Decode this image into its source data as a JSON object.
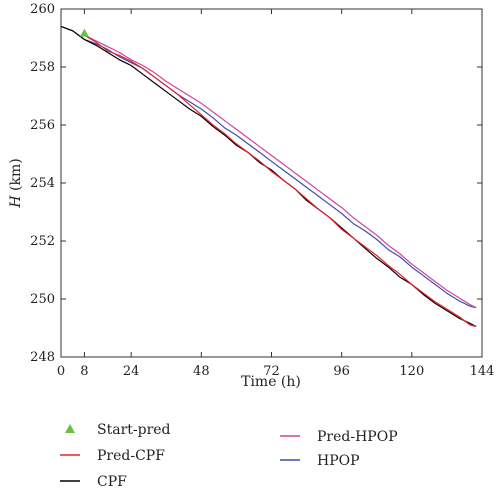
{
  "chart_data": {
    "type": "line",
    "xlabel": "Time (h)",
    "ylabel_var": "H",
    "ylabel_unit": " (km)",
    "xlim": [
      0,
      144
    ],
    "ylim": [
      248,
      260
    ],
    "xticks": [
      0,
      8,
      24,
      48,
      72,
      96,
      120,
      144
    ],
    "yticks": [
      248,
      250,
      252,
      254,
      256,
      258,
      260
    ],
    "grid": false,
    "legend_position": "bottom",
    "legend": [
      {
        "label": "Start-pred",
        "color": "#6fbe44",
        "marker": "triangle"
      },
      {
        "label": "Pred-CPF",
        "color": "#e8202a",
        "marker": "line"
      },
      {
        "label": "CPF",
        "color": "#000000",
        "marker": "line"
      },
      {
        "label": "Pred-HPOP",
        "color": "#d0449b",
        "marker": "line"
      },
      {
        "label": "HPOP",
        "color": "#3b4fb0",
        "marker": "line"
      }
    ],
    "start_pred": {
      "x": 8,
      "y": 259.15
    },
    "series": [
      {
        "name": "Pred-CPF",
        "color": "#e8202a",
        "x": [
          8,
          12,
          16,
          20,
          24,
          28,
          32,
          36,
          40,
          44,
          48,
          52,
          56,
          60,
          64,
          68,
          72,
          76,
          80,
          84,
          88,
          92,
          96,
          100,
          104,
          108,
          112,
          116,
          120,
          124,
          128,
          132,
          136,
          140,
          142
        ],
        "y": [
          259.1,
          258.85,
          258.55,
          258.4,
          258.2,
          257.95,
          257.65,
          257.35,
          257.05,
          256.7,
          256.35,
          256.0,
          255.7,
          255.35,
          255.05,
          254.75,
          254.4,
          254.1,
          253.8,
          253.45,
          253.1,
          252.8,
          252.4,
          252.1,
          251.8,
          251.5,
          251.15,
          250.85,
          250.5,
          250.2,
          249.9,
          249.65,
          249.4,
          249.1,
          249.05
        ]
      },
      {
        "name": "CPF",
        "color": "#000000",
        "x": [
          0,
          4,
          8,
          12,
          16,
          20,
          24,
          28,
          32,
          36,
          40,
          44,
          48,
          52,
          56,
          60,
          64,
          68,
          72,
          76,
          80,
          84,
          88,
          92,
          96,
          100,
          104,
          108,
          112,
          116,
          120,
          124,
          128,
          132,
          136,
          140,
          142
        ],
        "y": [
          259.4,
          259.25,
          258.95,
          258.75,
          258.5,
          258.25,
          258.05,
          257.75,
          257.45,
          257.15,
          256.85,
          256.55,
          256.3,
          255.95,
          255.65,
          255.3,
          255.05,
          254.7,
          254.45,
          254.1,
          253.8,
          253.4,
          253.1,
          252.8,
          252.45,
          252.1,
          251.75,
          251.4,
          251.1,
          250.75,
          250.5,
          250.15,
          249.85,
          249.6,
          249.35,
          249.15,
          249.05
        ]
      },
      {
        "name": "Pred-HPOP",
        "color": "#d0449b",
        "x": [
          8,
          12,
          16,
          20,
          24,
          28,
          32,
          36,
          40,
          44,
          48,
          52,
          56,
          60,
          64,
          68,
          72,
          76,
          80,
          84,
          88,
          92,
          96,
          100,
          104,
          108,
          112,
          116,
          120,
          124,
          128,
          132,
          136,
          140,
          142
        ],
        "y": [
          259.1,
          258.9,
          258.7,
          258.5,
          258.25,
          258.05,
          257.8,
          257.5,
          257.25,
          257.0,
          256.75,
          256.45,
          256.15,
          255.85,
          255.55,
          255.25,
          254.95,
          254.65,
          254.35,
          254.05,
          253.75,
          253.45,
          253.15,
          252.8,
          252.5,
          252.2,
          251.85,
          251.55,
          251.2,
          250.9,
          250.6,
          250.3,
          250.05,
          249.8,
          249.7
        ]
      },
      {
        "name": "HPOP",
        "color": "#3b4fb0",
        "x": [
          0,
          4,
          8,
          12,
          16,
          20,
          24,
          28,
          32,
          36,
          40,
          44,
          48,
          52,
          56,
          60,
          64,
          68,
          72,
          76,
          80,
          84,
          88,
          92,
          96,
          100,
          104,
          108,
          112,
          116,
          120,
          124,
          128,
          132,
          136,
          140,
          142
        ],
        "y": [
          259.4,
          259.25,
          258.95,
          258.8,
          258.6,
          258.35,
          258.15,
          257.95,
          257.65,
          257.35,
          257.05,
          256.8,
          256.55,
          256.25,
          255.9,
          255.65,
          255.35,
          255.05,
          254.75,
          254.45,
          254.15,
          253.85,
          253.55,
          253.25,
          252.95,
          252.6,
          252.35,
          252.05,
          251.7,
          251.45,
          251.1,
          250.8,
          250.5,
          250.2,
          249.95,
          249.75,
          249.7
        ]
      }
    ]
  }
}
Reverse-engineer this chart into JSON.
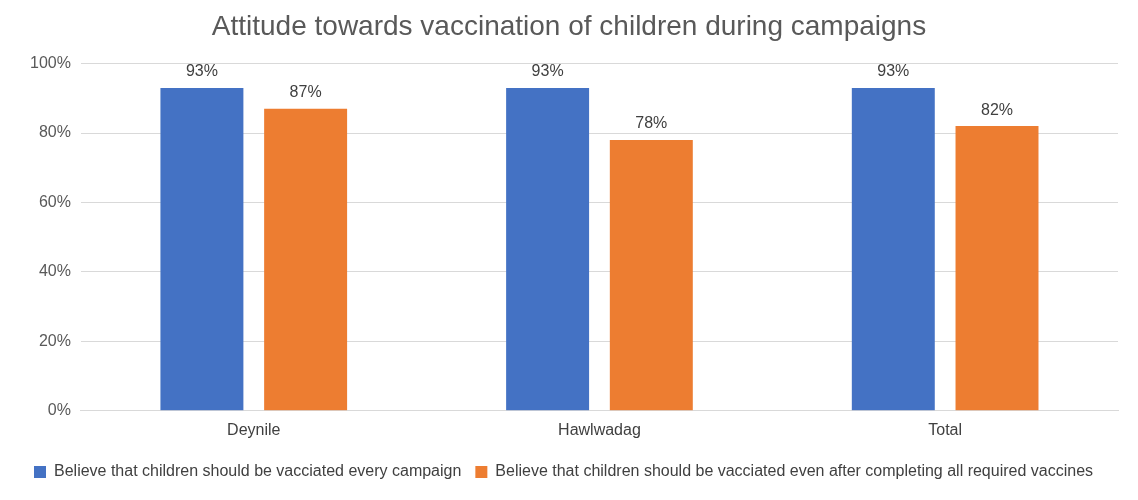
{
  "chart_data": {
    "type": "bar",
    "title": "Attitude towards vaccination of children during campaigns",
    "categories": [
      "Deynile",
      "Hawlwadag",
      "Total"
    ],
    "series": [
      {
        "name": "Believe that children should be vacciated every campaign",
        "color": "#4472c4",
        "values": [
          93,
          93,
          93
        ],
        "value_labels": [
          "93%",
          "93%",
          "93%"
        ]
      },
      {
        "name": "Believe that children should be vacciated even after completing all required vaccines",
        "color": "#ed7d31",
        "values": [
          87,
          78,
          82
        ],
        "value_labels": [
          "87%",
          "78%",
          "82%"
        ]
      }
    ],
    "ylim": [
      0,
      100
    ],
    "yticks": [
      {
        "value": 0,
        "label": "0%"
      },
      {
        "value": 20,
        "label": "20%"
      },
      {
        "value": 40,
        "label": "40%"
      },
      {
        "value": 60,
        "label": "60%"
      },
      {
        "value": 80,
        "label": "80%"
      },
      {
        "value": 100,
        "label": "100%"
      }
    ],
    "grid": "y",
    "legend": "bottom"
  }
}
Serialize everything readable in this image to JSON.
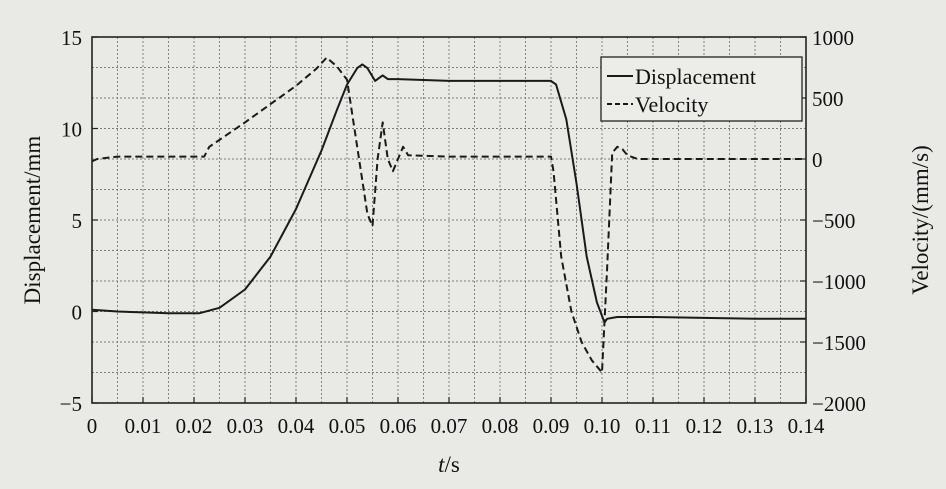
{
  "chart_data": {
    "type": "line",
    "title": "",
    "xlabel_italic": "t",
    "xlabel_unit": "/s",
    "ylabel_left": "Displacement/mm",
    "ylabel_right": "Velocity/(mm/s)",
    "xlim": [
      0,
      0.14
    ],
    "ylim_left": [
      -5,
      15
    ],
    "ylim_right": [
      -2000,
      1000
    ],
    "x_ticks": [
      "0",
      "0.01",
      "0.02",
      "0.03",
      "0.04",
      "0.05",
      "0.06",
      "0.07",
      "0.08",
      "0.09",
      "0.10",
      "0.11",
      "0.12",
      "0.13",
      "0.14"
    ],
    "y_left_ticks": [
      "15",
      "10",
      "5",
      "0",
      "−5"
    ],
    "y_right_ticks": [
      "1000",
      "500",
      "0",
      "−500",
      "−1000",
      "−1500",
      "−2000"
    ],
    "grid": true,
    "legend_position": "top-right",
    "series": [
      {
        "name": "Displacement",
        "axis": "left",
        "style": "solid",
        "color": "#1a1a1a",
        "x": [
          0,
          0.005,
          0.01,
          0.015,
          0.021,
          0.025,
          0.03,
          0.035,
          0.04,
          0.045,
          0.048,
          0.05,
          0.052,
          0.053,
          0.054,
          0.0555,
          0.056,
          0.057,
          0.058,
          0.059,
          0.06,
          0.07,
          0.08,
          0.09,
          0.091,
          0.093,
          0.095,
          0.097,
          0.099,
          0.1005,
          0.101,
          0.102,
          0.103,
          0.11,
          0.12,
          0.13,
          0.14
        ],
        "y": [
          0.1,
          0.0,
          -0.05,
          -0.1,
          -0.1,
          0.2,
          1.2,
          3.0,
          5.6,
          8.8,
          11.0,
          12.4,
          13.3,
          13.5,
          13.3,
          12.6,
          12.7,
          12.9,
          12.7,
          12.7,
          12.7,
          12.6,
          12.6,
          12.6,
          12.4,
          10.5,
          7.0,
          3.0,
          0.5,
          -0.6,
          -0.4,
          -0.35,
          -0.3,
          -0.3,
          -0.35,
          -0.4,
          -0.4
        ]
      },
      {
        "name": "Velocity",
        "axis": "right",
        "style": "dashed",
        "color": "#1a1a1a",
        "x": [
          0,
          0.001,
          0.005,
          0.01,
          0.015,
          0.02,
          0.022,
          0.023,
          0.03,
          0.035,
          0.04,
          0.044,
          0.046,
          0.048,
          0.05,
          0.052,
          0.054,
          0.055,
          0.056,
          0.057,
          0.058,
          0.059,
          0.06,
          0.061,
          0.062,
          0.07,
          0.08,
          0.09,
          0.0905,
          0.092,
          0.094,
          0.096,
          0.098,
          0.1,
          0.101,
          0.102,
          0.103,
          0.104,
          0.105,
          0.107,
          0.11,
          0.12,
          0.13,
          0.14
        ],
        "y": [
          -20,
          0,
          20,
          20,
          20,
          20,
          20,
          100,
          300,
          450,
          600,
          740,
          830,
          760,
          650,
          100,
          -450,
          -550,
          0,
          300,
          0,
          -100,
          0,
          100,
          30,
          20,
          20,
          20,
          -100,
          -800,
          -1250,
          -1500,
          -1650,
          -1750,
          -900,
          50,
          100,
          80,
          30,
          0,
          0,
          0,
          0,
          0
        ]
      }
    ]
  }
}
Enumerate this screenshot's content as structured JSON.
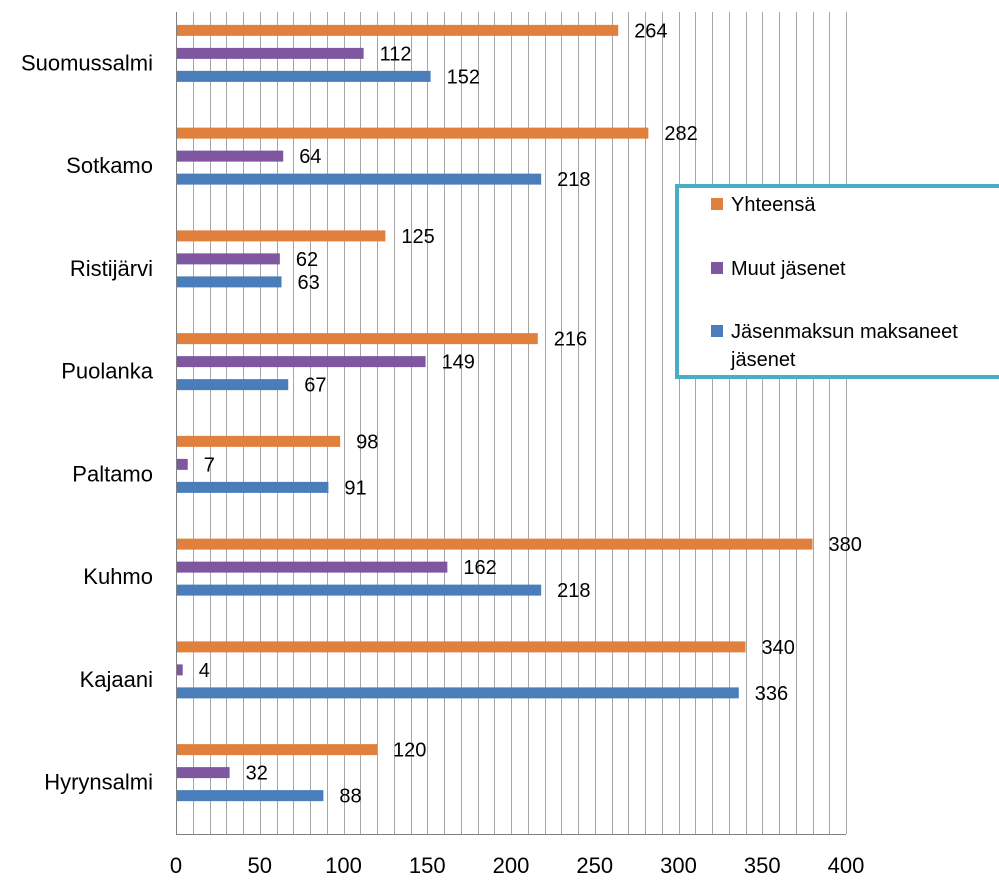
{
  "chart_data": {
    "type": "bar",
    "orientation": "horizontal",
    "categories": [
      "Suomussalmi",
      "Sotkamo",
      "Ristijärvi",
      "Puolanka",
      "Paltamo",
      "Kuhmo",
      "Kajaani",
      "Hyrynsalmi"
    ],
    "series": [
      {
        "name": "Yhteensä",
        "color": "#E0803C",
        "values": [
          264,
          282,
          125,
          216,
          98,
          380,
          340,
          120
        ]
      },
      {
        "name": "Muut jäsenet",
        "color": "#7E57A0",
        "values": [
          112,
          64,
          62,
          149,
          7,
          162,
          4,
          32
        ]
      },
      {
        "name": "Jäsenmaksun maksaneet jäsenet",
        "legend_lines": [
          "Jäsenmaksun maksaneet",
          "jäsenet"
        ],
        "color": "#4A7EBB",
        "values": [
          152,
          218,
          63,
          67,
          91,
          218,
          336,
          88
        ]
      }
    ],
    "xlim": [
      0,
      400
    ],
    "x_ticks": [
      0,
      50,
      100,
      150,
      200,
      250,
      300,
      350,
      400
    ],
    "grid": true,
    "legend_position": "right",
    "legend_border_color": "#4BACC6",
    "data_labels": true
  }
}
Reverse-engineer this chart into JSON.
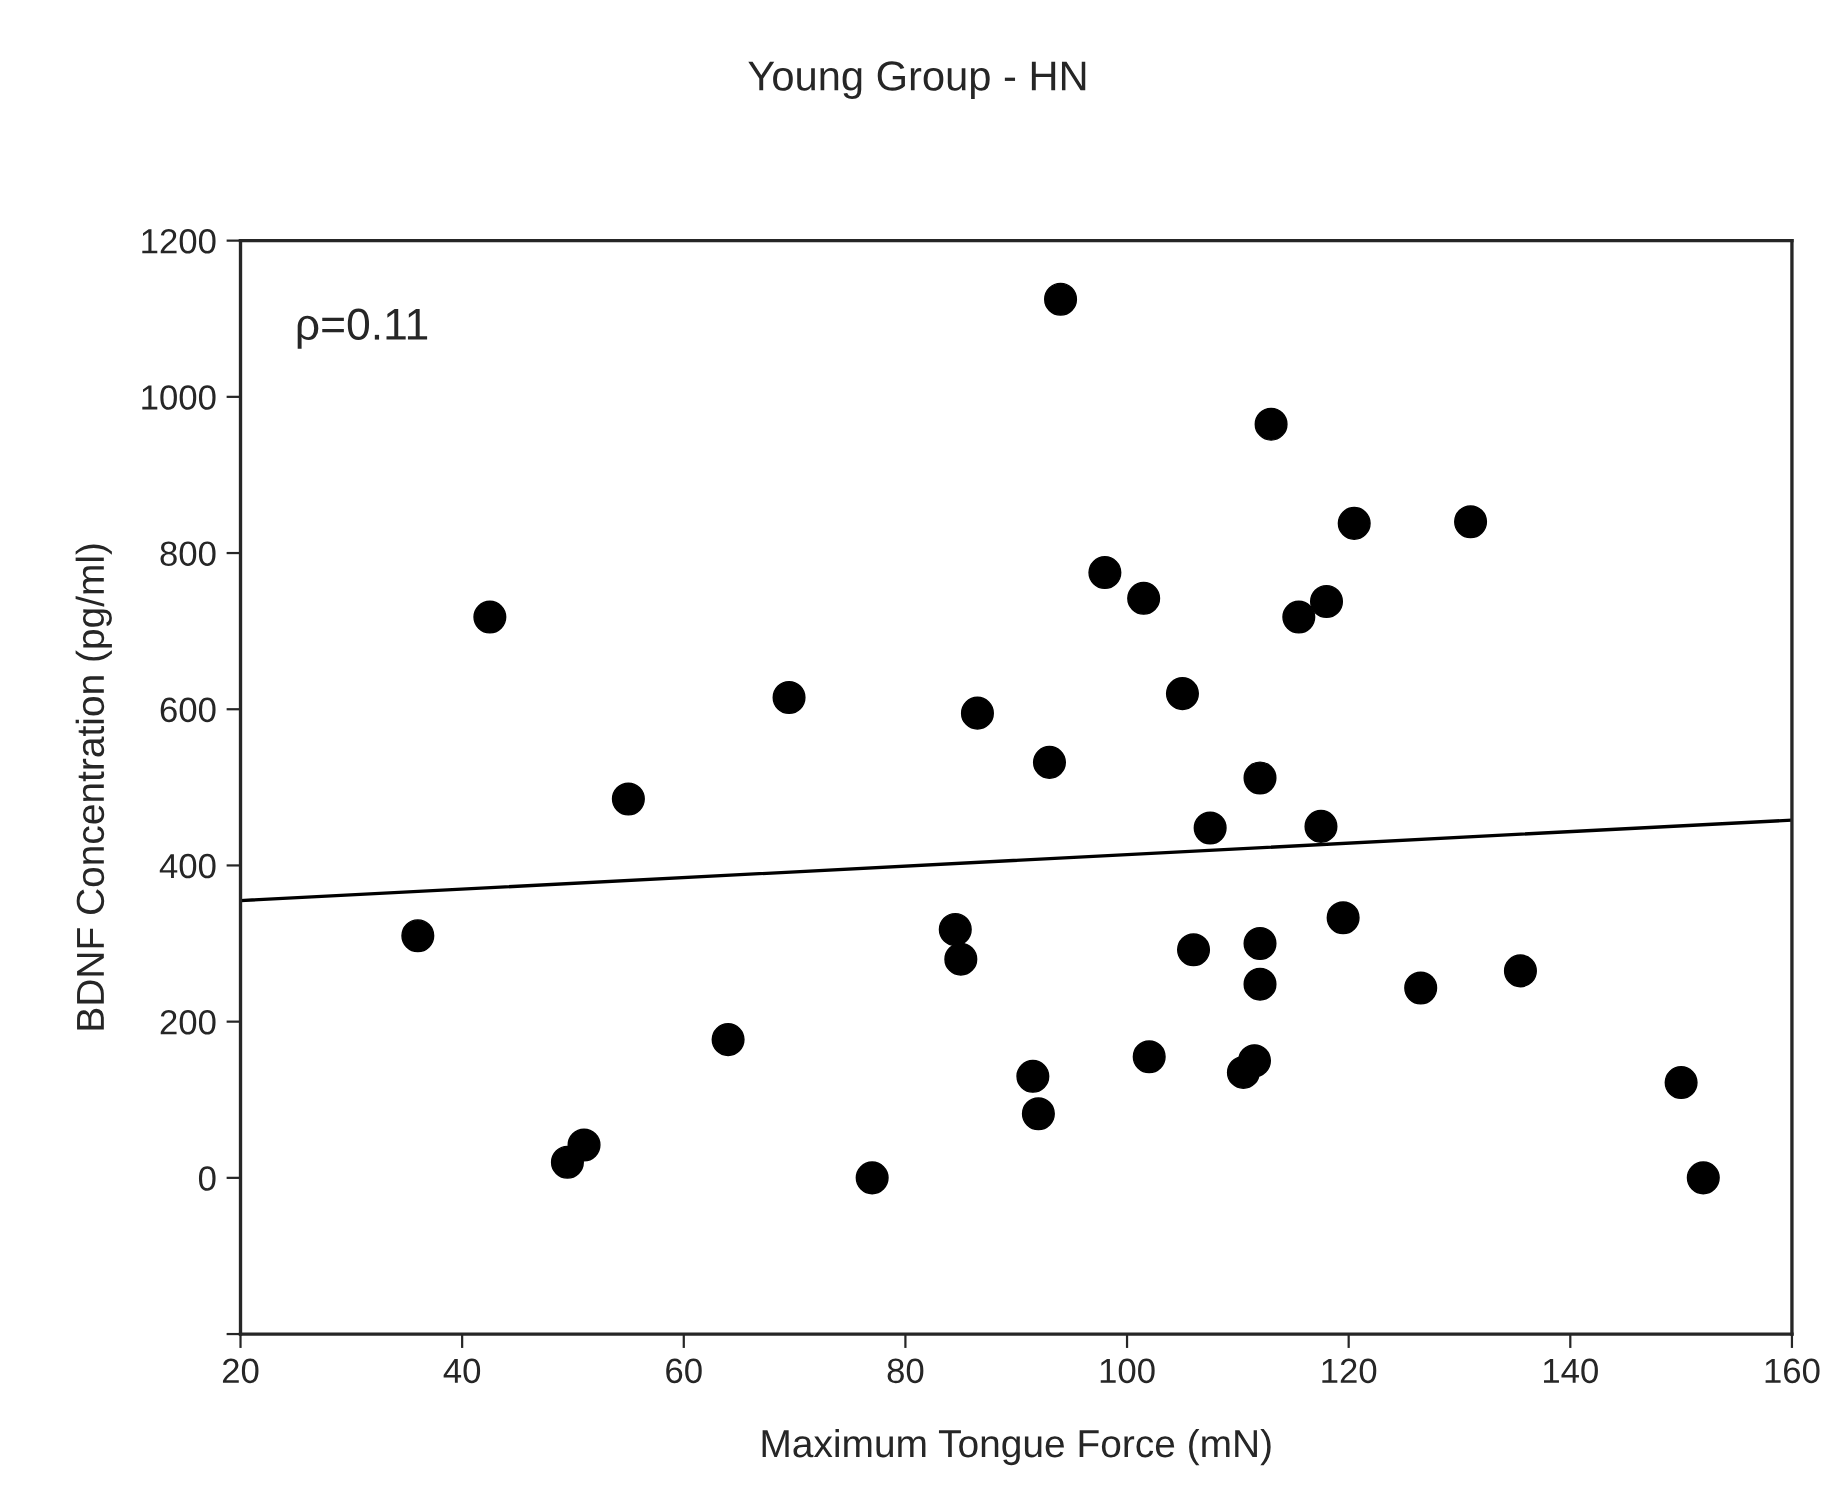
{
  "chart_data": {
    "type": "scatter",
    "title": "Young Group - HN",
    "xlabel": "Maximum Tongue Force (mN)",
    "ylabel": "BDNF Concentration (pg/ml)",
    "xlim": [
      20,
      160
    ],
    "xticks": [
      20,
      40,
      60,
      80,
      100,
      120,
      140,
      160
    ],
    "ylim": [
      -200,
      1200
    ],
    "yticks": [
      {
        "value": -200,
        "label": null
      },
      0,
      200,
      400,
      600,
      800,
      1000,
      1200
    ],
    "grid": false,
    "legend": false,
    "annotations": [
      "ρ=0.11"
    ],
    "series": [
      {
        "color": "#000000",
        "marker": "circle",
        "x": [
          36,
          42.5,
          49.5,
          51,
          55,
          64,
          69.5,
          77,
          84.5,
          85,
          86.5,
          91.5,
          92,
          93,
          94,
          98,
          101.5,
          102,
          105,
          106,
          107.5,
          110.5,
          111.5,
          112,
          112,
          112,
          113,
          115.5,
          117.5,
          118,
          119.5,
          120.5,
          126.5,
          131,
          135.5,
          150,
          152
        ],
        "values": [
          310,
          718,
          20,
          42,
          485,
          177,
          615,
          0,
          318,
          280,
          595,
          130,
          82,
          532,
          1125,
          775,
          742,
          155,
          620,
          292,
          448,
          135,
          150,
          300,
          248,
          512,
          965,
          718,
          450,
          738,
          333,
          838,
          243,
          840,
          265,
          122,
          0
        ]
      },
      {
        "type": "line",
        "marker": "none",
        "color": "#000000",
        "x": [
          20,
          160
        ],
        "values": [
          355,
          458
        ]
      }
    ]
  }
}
--------------------------------
SHORT TASK
Using the listing above, say how many of its lines contain the string "Believe", giving nothing but the figure.

EXERCISE OUTPUT
2